§ **Input data**
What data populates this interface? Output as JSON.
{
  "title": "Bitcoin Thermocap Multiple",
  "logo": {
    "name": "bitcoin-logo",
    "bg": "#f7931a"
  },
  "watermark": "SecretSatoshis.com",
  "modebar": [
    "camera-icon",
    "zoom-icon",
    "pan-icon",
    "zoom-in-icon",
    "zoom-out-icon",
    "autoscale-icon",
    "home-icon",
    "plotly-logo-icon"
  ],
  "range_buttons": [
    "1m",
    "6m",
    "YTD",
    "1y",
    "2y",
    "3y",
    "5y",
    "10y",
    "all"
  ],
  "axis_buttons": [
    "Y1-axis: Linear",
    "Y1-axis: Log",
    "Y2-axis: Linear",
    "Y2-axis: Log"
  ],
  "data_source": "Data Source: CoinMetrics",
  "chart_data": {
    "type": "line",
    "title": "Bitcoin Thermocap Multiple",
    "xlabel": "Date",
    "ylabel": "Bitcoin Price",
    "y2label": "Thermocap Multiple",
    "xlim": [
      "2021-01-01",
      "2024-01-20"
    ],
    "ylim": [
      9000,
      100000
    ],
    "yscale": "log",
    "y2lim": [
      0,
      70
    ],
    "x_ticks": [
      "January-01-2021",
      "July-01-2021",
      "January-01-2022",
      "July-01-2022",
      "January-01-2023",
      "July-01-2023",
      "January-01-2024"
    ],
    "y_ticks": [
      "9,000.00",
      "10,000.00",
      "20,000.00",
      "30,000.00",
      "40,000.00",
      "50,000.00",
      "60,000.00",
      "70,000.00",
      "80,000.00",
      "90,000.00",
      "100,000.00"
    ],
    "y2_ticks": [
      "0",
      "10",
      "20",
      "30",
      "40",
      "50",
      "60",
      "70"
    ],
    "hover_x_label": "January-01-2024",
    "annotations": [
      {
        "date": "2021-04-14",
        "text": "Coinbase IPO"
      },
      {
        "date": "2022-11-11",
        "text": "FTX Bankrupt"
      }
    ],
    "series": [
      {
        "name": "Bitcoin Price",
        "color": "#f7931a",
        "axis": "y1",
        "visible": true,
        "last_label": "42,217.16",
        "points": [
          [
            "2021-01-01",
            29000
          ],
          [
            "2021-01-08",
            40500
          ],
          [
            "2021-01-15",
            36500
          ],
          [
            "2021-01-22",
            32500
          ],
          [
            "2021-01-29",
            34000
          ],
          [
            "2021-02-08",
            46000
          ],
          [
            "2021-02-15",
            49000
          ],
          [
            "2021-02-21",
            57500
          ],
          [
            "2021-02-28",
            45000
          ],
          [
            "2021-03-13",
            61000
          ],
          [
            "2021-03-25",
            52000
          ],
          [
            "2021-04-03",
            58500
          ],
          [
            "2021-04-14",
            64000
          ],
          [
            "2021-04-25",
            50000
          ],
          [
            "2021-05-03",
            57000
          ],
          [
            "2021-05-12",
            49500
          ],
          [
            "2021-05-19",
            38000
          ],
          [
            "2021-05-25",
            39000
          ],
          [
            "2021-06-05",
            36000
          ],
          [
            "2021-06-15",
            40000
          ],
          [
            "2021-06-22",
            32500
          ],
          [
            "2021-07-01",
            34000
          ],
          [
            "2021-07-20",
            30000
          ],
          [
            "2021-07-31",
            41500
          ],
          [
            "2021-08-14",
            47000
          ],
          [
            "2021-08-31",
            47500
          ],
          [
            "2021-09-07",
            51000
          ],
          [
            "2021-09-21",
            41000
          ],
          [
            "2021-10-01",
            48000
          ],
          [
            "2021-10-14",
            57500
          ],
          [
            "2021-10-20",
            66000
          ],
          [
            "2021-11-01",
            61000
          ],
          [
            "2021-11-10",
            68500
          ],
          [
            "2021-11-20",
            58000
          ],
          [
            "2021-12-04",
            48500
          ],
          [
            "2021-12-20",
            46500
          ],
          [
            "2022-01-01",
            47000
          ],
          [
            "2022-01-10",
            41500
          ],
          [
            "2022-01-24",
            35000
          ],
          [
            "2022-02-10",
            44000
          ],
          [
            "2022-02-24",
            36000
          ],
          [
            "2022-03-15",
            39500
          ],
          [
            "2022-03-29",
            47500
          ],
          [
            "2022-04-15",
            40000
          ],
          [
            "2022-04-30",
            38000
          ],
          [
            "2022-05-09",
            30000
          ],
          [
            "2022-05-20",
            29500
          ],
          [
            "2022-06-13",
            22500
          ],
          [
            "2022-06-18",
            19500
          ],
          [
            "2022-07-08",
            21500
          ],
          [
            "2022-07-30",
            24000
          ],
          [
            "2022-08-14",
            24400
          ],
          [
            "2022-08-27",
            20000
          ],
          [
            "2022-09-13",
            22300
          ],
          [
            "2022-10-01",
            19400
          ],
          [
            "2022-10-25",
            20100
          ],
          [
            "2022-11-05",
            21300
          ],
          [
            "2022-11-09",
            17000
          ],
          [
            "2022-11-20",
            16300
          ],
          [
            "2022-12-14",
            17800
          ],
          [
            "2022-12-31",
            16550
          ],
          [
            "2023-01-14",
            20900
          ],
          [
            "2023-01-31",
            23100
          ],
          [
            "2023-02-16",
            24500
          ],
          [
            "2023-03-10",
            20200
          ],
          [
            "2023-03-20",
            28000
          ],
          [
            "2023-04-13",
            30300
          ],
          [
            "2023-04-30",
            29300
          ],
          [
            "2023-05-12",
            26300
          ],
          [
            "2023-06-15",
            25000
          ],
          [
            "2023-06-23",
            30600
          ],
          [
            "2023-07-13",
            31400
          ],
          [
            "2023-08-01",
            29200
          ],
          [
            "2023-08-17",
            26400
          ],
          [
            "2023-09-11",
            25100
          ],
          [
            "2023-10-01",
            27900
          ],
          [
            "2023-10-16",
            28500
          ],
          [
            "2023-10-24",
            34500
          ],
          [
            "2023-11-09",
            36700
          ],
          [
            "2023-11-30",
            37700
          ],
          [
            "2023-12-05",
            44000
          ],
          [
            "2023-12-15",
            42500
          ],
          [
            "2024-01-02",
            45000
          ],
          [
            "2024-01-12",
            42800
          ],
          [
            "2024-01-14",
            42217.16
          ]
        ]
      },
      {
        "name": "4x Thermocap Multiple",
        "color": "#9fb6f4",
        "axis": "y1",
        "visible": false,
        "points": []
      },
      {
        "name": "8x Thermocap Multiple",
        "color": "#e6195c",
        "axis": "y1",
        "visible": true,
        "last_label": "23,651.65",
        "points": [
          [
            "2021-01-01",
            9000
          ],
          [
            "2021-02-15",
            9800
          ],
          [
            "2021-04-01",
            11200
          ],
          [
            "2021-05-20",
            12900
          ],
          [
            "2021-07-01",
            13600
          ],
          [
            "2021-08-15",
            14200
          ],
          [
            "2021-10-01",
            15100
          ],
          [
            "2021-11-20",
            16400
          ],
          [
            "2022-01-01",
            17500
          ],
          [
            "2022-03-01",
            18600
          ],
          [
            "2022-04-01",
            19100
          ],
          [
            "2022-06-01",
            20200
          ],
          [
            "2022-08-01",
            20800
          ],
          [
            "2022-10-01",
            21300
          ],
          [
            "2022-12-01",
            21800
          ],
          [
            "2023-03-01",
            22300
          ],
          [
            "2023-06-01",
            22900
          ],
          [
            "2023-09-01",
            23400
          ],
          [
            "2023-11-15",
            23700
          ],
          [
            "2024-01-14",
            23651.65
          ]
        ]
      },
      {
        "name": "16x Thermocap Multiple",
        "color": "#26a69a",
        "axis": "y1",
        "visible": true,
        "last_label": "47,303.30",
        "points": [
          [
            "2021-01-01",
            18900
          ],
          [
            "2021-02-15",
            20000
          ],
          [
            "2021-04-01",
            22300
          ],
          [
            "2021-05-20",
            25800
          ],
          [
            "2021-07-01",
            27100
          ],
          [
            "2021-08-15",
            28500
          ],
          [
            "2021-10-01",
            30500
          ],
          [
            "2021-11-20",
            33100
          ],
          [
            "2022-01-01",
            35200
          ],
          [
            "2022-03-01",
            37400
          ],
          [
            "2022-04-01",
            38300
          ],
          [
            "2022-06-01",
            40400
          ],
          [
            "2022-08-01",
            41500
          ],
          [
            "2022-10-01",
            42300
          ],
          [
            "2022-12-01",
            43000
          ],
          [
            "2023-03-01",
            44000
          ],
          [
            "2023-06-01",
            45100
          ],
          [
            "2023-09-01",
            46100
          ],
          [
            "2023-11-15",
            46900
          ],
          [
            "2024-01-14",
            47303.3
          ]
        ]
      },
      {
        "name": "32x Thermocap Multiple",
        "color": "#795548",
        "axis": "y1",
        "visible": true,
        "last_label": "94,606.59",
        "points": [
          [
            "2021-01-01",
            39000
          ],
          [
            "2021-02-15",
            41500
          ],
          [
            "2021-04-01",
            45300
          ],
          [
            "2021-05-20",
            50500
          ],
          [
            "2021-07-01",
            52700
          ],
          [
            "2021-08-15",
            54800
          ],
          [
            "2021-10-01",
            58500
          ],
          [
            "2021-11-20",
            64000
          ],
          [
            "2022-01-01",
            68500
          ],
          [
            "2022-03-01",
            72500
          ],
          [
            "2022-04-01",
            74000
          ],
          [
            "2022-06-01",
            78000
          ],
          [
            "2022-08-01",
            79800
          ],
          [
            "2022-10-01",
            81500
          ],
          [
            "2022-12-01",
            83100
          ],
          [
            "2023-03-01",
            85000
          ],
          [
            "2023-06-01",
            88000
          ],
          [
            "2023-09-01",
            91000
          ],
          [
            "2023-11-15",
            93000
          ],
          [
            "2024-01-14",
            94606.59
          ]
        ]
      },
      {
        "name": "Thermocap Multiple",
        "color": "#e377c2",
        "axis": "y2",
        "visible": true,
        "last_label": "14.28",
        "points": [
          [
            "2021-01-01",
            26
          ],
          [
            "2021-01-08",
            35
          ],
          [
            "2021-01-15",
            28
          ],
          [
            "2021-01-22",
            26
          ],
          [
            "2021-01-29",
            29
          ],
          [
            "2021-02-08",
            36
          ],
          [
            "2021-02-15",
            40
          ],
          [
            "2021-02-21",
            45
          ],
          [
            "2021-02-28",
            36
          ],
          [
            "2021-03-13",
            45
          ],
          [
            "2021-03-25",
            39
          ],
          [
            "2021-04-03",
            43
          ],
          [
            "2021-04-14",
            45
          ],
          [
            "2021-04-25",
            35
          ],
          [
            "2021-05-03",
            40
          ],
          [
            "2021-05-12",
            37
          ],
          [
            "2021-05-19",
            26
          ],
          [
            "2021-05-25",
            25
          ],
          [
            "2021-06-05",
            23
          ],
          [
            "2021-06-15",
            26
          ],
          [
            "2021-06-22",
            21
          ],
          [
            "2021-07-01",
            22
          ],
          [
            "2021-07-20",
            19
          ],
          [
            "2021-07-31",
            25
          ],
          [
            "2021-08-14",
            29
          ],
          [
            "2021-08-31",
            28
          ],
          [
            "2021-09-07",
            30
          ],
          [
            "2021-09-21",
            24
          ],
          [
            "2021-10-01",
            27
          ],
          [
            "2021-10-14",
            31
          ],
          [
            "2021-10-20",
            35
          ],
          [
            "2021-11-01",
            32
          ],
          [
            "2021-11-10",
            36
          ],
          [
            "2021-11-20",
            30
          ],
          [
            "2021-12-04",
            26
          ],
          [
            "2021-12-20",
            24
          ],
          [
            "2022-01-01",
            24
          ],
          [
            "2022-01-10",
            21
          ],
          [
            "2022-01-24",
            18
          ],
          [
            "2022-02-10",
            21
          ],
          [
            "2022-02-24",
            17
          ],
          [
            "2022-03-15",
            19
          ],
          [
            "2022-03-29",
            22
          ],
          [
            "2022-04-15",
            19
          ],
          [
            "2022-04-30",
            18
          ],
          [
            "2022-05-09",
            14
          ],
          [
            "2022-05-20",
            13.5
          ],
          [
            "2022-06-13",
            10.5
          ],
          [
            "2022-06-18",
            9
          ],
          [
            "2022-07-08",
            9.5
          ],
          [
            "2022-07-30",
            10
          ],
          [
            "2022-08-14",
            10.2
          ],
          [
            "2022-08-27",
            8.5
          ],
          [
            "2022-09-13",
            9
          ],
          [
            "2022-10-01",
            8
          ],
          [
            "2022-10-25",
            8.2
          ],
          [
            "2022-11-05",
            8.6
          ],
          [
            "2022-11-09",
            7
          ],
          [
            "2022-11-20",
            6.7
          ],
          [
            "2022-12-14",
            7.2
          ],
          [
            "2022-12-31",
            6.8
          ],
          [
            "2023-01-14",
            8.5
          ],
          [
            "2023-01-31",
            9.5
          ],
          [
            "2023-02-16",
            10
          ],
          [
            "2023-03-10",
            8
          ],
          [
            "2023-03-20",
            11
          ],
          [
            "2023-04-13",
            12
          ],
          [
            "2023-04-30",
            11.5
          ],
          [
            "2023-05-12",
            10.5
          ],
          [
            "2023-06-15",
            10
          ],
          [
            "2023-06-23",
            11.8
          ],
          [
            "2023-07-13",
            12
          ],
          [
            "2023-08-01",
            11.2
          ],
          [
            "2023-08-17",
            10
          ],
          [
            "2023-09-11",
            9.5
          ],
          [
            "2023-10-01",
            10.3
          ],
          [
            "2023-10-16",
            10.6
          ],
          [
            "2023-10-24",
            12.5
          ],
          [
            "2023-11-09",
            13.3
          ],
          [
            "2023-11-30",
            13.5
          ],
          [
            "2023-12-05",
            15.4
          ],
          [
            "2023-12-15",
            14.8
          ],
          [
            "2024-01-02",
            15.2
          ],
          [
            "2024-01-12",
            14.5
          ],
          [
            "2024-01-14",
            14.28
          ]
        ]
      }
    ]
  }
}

§ **Your objective**
Search the entries for the word "name" and gather every line where it appears.

§ **Full answer**
    "name": "bitcoin-logo",
        "name": "Bitcoin Price",
        "name": "4x Thermocap Multiple",
        "name": "8x Thermocap Multiple",
        "name": "16x Thermocap Multiple",
        "name": "32x Thermocap Multiple",
        "name": "Thermocap Multiple",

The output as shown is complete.